**DIRECTIVE**: Find how many lines in the data below include the word "What", then write only that number.
======== DATA SHOWN ========
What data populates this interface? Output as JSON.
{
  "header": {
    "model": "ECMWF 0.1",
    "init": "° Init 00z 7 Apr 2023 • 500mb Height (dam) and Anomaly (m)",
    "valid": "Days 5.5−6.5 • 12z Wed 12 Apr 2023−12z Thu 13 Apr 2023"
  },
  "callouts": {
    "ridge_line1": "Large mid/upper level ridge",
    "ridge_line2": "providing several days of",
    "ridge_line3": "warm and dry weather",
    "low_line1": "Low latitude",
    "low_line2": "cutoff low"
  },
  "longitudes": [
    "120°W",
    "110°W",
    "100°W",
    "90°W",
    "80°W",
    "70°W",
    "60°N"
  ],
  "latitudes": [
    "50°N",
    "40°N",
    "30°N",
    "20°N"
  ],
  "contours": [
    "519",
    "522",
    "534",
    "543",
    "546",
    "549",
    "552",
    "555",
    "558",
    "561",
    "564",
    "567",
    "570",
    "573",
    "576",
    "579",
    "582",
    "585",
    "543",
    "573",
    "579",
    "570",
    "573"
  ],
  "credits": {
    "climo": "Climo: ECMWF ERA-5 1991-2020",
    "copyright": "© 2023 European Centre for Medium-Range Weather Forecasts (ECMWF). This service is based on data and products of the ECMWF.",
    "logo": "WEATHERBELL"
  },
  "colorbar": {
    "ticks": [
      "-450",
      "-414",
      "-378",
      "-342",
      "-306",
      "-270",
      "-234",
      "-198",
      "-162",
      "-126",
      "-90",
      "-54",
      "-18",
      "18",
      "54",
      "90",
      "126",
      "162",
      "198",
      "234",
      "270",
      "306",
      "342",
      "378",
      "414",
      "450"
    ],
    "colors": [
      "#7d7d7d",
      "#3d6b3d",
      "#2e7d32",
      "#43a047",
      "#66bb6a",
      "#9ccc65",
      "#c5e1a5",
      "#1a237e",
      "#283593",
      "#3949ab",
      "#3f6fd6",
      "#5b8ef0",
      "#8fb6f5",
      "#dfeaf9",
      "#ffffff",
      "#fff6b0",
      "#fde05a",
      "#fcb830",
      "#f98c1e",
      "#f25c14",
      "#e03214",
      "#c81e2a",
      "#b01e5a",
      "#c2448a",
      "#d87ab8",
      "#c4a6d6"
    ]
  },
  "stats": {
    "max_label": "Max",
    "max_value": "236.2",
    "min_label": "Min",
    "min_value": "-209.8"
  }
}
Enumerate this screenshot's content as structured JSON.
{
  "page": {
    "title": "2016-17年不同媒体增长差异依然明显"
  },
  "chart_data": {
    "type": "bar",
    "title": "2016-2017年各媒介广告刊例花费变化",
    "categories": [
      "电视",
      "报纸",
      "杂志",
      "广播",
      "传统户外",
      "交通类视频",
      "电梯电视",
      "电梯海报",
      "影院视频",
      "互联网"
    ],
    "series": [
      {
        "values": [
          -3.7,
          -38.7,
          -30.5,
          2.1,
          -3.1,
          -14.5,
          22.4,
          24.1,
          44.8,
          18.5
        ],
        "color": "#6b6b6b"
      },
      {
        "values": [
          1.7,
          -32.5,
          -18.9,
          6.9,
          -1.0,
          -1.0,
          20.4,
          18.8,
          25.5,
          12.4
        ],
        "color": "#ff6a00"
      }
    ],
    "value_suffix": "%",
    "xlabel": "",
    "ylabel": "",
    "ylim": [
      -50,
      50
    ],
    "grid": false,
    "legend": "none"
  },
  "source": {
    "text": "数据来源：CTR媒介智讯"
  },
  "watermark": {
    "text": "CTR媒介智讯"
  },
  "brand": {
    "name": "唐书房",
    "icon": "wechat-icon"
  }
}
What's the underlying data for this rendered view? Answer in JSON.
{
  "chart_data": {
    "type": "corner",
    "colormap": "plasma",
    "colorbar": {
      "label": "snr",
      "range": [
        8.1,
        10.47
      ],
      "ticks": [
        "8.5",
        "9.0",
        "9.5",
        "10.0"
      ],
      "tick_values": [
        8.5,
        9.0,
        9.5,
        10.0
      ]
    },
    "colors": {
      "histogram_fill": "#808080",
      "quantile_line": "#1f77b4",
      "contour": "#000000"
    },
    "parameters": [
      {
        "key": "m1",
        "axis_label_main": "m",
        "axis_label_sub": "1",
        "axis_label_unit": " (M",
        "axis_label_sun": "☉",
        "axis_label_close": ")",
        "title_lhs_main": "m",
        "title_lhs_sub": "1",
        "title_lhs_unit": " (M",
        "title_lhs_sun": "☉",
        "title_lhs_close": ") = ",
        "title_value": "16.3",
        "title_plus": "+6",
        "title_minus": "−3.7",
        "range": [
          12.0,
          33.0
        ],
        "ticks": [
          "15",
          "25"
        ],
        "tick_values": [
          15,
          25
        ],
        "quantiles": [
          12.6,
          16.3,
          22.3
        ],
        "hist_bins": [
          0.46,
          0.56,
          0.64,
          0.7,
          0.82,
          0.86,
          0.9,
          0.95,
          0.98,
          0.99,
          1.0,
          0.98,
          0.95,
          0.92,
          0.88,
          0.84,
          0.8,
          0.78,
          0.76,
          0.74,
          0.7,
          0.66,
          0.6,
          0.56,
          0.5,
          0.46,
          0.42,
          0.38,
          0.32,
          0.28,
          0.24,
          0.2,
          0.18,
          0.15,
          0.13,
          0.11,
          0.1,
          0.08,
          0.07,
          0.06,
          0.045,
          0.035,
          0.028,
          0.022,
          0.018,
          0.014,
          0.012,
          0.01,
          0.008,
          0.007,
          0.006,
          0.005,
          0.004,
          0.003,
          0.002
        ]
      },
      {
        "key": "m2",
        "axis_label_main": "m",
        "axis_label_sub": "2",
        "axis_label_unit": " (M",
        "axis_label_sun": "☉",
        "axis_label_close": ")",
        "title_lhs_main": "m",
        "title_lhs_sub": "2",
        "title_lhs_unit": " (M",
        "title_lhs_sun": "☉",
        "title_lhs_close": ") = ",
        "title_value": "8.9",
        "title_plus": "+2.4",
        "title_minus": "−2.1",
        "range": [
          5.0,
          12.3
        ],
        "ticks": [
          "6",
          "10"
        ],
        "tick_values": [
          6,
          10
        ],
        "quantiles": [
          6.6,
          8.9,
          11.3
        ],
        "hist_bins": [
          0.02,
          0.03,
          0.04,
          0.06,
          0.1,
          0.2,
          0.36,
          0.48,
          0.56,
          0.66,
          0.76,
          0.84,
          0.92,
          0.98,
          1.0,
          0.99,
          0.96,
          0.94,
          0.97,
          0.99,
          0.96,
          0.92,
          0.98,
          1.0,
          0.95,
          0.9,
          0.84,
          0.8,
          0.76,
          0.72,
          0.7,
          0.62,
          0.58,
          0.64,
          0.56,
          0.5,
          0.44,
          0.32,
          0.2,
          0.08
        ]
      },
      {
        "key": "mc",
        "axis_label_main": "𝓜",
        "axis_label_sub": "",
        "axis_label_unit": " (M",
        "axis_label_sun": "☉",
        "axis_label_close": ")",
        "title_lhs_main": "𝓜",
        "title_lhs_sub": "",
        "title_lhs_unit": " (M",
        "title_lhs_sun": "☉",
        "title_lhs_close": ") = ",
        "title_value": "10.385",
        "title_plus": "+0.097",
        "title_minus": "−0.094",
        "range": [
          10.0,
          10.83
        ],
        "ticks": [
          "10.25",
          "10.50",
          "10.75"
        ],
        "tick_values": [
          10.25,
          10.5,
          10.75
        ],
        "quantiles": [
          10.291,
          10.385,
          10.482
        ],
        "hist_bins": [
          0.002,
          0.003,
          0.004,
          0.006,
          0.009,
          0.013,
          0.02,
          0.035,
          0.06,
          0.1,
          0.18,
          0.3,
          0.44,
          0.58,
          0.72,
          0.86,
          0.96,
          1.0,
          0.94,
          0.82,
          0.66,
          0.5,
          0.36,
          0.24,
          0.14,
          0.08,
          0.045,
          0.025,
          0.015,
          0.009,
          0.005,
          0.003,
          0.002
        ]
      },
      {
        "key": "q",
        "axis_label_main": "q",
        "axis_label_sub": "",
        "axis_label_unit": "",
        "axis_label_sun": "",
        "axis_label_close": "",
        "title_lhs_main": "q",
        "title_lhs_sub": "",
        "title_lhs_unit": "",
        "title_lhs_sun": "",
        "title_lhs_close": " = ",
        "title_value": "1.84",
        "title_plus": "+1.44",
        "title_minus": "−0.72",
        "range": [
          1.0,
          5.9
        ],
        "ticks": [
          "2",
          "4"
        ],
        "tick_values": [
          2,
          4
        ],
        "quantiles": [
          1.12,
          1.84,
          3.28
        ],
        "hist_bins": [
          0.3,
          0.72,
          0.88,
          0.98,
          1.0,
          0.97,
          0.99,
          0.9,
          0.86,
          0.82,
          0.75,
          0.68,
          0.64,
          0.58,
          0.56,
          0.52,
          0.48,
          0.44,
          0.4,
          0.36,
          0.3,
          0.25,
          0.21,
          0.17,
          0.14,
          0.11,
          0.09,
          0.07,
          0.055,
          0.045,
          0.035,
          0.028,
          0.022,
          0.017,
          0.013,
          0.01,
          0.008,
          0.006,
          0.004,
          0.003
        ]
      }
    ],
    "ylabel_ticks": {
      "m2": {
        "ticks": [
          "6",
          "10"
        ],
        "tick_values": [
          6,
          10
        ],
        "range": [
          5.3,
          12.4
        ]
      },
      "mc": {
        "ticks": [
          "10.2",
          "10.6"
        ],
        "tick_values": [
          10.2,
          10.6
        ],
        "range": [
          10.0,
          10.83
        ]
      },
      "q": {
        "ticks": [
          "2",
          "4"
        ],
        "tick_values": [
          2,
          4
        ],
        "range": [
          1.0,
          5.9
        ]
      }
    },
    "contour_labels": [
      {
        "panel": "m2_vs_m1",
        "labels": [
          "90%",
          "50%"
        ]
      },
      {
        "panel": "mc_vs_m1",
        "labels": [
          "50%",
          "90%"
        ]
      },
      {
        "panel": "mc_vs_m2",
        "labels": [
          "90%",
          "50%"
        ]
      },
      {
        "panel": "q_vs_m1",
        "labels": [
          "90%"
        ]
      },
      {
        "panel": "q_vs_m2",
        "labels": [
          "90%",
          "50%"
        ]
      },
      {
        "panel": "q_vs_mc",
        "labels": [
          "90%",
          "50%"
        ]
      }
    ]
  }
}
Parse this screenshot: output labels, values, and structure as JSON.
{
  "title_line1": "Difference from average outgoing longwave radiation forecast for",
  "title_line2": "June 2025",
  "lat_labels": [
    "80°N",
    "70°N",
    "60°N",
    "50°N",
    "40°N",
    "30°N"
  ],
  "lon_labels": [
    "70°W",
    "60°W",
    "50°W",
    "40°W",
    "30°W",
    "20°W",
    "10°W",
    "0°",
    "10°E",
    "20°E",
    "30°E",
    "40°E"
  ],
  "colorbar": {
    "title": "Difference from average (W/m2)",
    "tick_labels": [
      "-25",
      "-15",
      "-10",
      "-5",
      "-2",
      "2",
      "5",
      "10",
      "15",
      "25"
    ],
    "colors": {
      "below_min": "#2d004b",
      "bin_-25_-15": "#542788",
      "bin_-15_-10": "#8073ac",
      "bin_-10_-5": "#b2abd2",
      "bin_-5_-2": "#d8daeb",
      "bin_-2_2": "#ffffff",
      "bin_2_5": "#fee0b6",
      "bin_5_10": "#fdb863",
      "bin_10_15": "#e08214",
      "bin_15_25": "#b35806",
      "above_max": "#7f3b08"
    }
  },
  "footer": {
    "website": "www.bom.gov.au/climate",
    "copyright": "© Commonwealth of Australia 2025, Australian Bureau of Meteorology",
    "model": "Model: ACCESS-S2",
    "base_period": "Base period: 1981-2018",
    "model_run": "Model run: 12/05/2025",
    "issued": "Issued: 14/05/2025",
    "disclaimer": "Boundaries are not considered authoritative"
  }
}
========
**SOLUTION TO THIS PROBLEM**: 2